WHAT IS NEEDED → Each entry must appear again exactly as it does in the source.

RECORDS PROVIDED →

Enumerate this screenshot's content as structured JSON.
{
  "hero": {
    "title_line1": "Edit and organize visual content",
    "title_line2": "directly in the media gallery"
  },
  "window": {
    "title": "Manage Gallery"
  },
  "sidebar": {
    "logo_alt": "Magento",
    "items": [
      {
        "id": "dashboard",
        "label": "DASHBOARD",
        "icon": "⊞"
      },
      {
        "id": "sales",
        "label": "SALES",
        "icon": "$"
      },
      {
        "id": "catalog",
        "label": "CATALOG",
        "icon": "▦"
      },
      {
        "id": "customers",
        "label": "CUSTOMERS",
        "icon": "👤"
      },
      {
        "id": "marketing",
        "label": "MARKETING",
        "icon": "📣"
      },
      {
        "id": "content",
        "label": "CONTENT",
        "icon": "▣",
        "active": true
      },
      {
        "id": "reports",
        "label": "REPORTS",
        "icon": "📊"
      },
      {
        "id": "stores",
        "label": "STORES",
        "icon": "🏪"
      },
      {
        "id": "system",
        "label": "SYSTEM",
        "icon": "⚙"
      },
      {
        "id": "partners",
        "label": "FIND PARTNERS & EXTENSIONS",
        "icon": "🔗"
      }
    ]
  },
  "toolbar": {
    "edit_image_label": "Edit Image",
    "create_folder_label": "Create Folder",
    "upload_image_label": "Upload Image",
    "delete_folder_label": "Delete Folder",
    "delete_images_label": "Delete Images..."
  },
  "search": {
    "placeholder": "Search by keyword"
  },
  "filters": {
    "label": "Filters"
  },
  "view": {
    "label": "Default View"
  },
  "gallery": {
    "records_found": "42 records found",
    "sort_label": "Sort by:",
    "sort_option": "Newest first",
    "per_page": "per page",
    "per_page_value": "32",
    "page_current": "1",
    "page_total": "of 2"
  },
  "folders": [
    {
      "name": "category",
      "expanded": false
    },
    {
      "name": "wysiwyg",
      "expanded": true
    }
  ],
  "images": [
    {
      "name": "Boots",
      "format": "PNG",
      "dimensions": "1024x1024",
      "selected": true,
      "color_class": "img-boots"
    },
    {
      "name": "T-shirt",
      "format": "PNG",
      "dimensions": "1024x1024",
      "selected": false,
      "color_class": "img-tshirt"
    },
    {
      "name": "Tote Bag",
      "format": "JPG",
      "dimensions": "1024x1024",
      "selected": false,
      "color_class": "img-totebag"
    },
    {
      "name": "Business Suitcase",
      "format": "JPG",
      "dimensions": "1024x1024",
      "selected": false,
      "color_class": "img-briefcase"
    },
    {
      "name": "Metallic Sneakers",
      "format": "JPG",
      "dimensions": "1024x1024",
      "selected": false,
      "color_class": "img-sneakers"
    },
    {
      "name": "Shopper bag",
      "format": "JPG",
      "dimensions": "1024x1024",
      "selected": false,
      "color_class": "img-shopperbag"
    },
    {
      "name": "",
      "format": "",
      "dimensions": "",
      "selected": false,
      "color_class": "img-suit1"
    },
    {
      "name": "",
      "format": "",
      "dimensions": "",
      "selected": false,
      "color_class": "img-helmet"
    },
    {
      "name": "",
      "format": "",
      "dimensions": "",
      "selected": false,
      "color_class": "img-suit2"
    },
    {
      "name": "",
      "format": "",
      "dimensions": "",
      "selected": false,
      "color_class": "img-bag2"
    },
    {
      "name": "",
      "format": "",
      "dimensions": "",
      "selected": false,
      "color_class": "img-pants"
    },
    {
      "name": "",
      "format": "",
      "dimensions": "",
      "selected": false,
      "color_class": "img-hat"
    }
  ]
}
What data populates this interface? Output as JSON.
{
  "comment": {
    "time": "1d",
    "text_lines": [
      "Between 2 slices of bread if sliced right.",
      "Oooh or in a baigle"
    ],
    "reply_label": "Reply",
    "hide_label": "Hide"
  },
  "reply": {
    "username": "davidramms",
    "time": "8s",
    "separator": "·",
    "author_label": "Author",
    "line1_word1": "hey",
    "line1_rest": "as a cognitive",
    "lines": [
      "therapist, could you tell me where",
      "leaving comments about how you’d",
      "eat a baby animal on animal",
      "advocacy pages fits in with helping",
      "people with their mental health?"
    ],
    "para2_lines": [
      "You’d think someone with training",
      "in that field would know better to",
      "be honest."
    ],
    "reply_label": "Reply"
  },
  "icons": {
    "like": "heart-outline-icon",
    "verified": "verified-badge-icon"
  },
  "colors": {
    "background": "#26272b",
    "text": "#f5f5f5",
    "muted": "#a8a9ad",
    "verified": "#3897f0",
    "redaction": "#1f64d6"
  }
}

WRITTEN RESPONSE →
Enumerate this screenshot's content as structured JSON.
{
  "hero": {
    "title_line1": "Edit and organize visual content",
    "title_line2": "directly in the media gallery"
  },
  "window": {
    "title": "Manage Gallery"
  },
  "sidebar": {
    "logo_alt": "Magento",
    "items": [
      {
        "id": "dashboard",
        "label": "DASHBOARD",
        "icon": "⊞"
      },
      {
        "id": "sales",
        "label": "SALES",
        "icon": "$"
      },
      {
        "id": "catalog",
        "label": "CATALOG",
        "icon": "▦"
      },
      {
        "id": "customers",
        "label": "CUSTOMERS",
        "icon": "👤"
      },
      {
        "id": "marketing",
        "label": "MARKETING",
        "icon": "📣"
      },
      {
        "id": "content",
        "label": "CONTENT",
        "icon": "▣",
        "active": true
      },
      {
        "id": "reports",
        "label": "REPORTS",
        "icon": "📊"
      },
      {
        "id": "stores",
        "label": "STORES",
        "icon": "🏪"
      },
      {
        "id": "system",
        "label": "SYSTEM",
        "icon": "⚙"
      },
      {
        "id": "partners",
        "label": "FIND PARTNERS & EXTENSIONS",
        "icon": "🔗"
      }
    ]
  },
  "toolbar": {
    "edit_image_label": "Edit Image",
    "create_folder_label": "Create Folder",
    "upload_image_label": "Upload Image",
    "delete_folder_label": "Delete Folder",
    "delete_images_label": "Delete Images..."
  },
  "search": {
    "placeholder": "Search by keyword"
  },
  "filters": {
    "label": "Filters"
  },
  "view": {
    "label": "Default View"
  },
  "gallery": {
    "records_found": "42 records found",
    "sort_label": "Sort by:",
    "sort_option": "Newest first",
    "per_page": "per page",
    "per_page_value": "32",
    "page_current": "1",
    "page_total": "of 2"
  },
  "folders": [
    {
      "name": "category",
      "expanded": false
    },
    {
      "name": "wysiwyg",
      "expanded": true
    }
  ],
  "images": [
    {
      "name": "Boots",
      "format": "PNG",
      "dimensions": "1024x1024",
      "selected": true,
      "color_class": "img-boots"
    },
    {
      "name": "T-shirt",
      "format": "PNG",
      "dimensions": "1024x1024",
      "selected": false,
      "color_class": "img-tshirt"
    },
    {
      "name": "Tote Bag",
      "format": "JPG",
      "dimensions": "1024x1024",
      "selected": false,
      "color_class": "img-totebag"
    },
    {
      "name": "Business Suitcase",
      "format": "JPG",
      "dimensions": "1024x1024",
      "selected": false,
      "color_class": "img-briefcase"
    },
    {
      "name": "Metallic Sneakers",
      "format": "JPG",
      "dimensions": "1024x1024",
      "selected": false,
      "color_class": "img-sneakers"
    },
    {
      "name": "Shopper bag",
      "format": "JPG",
      "dimensions": "1024x1024",
      "selected": false,
      "color_class": "img-shopperbag"
    },
    {
      "name": "",
      "format": "",
      "dimensions": "",
      "selected": false,
      "color_class": "img-suit1"
    },
    {
      "name": "",
      "format": "",
      "dimensions": "",
      "selected": false,
      "color_class": "img-helmet"
    },
    {
      "name": "",
      "format": "",
      "dimensions": "",
      "selected": false,
      "color_class": "img-suit2"
    },
    {
      "name": "",
      "format": "",
      "dimensions": "",
      "selected": false,
      "color_class": "img-bag2"
    },
    {
      "name": "",
      "format": "",
      "dimensions": "",
      "selected": false,
      "color_class": "img-pants"
    },
    {
      "name": "",
      "format": "",
      "dimensions": "",
      "selected": false,
      "color_class": "img-hat"
    }
  ]
}
What data populates this interface? Output as JSON.
{
  "comment": {
    "time": "1d",
    "text_lines": [
      "Between 2 slices of bread if sliced right.",
      "Oooh or in a baigle"
    ],
    "reply_label": "Reply",
    "hide_label": "Hide"
  },
  "reply": {
    "username": "davidramms",
    "time": "8s",
    "separator": "·",
    "author_label": "Author",
    "line1_word1": "hey",
    "line1_rest": "as a cognitive",
    "lines": [
      "therapist, could you tell me where",
      "leaving comments about how you’d",
      "eat a baby animal on animal",
      "advocacy pages fits in with helping",
      "people with their mental health?"
    ],
    "para2_lines": [
      "You’d think someone with training",
      "in that field would know better to",
      "be honest."
    ],
    "reply_label": "Reply"
  },
  "icons": {
    "like": "heart-outline-icon",
    "verified": "verified-badge-icon"
  },
  "colors": {
    "background": "#26272b",
    "text": "#f5f5f5",
    "muted": "#a8a9ad",
    "verified": "#3897f0",
    "redaction": "#1f64d6"
  }
}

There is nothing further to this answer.